◆ **Data rows**
Begin

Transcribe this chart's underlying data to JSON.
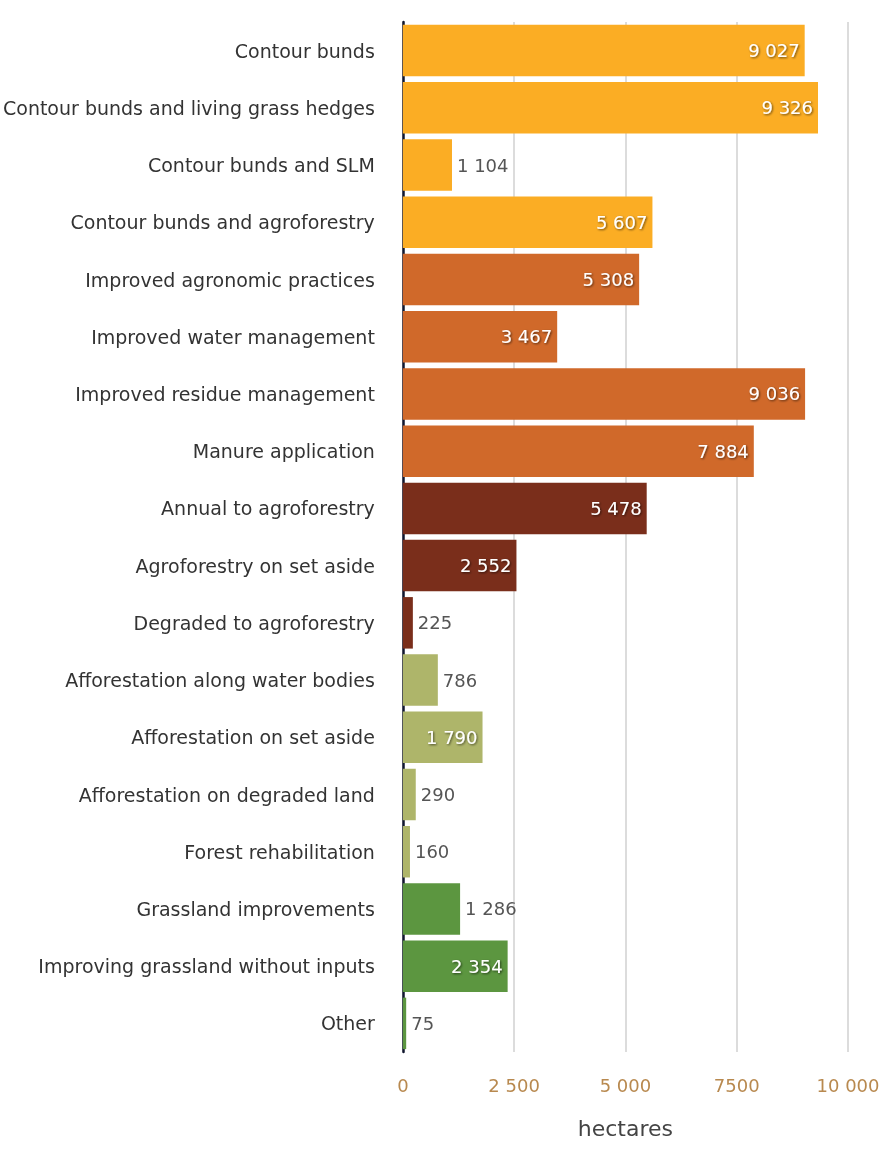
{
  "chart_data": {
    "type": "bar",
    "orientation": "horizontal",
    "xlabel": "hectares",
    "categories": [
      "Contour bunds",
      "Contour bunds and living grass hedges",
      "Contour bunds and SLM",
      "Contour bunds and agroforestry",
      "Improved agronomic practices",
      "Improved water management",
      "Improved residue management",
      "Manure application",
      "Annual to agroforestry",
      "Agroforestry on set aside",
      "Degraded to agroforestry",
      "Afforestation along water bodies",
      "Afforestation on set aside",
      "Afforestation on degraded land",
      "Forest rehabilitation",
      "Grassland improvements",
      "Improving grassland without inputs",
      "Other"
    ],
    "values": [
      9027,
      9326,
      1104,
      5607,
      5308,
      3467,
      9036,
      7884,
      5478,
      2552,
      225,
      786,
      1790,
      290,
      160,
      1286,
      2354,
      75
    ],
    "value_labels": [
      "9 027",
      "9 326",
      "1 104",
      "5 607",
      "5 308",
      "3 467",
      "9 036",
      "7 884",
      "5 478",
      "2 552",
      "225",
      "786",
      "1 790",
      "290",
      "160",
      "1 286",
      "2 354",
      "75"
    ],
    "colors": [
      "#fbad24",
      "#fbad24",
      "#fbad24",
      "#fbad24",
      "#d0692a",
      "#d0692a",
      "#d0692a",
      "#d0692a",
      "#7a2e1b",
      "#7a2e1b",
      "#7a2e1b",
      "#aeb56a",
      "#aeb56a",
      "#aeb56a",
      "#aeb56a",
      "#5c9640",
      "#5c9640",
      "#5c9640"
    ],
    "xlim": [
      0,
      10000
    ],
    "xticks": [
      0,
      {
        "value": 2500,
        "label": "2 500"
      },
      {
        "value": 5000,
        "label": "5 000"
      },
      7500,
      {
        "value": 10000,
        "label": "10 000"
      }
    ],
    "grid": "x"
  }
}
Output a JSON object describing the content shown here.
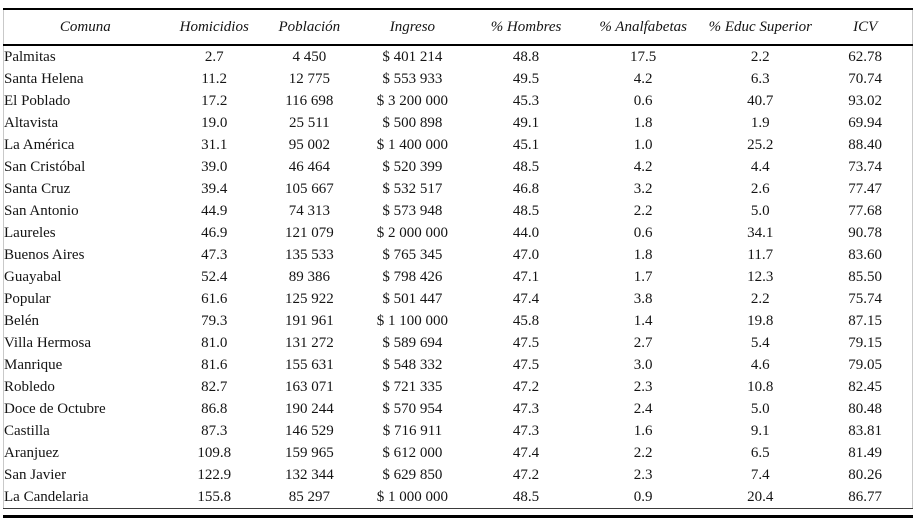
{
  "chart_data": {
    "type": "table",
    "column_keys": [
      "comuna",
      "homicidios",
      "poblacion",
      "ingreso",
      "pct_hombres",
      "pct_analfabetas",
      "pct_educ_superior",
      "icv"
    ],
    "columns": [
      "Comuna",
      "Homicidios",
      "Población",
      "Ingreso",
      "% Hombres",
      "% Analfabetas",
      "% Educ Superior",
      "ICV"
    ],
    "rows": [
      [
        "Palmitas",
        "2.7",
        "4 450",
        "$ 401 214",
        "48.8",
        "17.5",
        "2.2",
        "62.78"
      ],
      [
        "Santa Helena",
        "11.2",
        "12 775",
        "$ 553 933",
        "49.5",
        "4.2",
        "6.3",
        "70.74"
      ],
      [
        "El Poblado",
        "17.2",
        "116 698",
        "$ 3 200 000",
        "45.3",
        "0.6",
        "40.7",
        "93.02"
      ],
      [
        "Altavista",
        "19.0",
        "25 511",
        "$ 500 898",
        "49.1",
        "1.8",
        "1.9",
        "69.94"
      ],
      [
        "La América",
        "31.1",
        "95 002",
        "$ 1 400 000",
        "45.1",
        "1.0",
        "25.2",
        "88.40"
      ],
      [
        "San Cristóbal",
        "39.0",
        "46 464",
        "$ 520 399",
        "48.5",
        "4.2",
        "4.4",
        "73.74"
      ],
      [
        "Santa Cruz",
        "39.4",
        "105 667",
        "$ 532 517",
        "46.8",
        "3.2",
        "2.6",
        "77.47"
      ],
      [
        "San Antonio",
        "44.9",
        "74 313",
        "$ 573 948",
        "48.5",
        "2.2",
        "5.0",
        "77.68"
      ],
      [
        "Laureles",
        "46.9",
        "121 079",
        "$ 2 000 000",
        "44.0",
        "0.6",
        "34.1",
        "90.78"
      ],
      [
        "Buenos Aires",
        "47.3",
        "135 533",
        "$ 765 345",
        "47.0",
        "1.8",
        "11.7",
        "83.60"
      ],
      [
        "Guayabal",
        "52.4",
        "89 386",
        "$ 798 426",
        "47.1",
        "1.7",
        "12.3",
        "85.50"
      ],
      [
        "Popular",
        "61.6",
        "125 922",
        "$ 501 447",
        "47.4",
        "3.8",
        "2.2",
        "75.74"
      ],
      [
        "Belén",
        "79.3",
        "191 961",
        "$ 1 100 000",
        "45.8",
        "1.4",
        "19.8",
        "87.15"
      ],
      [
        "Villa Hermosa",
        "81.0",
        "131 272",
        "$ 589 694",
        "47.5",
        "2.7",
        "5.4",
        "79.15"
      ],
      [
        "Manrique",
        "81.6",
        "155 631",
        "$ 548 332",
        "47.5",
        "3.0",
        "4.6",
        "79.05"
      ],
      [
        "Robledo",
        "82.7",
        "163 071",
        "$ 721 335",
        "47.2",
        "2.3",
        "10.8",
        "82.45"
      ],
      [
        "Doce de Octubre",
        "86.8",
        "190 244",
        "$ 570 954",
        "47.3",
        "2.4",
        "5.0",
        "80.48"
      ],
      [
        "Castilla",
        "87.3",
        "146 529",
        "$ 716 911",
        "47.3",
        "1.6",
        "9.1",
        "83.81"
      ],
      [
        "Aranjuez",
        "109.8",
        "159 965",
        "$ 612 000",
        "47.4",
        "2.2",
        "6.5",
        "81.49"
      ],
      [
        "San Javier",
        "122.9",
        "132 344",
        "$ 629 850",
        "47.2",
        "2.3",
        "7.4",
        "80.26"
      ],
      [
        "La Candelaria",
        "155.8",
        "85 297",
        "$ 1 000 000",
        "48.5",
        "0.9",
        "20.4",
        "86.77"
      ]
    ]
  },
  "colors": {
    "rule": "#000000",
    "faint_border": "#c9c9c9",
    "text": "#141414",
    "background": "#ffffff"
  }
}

End

◆ **Directive**
Look through the entries above. Extract each line with the word "bunds".

◆ **Response to the task**
      "Contour bunds",
      "Contour bunds and living grass hedges",
      "Contour bunds and SLM",
      "Contour bunds and agroforestry",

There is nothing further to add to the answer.